Search the material for the string "ylabel" and copy each line where it occurs.

## BEGIN Supplied data

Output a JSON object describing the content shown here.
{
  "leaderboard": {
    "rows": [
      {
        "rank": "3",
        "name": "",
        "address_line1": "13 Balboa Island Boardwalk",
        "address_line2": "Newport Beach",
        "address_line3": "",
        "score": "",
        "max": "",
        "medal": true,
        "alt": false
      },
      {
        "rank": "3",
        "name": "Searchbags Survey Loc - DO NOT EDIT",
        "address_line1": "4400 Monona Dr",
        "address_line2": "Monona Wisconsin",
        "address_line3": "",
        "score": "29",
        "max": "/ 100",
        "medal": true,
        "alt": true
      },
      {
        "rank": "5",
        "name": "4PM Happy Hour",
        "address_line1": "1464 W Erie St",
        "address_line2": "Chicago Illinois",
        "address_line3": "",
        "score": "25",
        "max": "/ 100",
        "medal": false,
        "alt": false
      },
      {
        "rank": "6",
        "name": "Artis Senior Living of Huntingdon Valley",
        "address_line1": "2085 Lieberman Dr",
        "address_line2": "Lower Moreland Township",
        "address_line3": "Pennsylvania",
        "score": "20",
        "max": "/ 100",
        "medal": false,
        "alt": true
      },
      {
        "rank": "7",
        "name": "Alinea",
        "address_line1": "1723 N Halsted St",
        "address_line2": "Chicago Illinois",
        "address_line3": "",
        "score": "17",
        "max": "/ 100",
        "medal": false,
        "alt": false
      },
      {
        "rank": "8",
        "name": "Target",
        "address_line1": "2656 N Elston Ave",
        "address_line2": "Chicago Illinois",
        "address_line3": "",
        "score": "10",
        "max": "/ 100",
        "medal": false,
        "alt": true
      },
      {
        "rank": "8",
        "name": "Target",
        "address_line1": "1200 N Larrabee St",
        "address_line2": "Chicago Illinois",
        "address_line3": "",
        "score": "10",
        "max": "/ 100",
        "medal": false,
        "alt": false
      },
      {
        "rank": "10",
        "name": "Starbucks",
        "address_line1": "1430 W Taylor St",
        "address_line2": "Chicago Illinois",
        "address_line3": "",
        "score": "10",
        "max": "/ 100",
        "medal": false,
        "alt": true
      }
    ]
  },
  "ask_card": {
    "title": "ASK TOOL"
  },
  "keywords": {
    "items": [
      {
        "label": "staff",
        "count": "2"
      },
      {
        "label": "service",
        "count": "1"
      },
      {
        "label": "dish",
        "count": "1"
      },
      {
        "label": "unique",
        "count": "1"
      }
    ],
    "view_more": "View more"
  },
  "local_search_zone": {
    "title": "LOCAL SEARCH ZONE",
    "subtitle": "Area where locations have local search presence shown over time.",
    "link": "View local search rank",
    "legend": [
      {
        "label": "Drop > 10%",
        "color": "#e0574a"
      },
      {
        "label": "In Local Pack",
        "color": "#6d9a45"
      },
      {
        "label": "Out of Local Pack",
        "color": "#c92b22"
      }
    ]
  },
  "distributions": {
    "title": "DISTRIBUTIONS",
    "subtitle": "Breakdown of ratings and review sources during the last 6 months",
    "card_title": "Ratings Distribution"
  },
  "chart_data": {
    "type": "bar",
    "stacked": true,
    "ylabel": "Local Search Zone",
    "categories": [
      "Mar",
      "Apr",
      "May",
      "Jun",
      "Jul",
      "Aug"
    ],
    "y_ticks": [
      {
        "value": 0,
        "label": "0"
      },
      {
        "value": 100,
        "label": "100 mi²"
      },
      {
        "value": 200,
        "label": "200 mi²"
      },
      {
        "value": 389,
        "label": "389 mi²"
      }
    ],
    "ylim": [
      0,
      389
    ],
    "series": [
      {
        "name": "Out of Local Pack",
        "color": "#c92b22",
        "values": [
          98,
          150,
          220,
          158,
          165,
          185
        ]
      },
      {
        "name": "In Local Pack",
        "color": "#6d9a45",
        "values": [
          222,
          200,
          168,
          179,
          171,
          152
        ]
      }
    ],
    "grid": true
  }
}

## END Supplied data
## BEGIN Supplied data

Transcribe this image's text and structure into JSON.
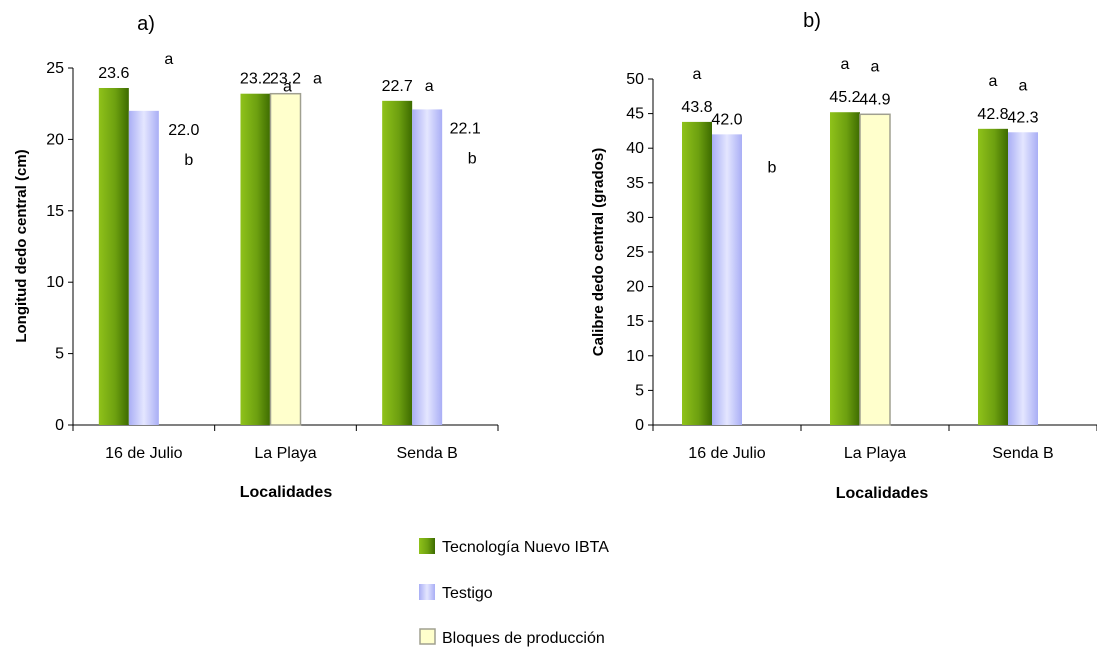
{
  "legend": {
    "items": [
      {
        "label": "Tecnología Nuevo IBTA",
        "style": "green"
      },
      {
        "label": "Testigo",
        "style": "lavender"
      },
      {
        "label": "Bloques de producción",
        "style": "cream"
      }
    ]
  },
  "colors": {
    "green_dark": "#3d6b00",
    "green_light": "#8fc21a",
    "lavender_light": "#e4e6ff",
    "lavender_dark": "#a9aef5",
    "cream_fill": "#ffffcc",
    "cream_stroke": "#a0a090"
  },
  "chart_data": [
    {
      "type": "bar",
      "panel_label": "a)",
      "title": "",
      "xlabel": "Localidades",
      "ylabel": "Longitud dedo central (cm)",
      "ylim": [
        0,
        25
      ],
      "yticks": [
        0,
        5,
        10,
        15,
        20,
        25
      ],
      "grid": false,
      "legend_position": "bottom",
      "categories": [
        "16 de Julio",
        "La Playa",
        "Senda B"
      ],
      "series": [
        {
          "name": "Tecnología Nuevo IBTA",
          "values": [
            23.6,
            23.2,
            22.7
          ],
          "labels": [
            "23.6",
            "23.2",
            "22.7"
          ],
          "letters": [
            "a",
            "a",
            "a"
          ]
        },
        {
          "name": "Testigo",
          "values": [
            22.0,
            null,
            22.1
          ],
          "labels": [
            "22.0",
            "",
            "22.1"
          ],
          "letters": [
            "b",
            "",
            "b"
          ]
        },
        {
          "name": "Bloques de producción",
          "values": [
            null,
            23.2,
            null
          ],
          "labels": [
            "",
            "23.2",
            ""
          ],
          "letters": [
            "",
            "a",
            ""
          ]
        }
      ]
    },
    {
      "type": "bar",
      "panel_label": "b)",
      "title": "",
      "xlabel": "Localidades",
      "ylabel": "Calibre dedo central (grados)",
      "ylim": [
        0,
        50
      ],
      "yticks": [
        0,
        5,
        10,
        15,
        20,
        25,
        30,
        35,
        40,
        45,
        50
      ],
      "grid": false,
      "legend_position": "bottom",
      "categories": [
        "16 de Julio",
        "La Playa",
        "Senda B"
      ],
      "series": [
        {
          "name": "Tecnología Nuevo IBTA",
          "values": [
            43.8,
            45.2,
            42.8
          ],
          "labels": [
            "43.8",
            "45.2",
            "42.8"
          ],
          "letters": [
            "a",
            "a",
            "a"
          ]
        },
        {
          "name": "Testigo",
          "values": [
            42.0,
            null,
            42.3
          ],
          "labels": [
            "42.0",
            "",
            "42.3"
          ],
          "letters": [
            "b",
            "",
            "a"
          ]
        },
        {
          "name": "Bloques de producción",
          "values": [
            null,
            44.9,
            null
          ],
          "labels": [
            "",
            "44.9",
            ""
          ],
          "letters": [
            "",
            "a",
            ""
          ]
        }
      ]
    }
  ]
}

## END Supplied data

Written response:
    "ylabel": "Local Search Zone",
      "ylabel": "Longitud dedo central (cm)",
      "ylabel": "Calibre dedo central (grados)",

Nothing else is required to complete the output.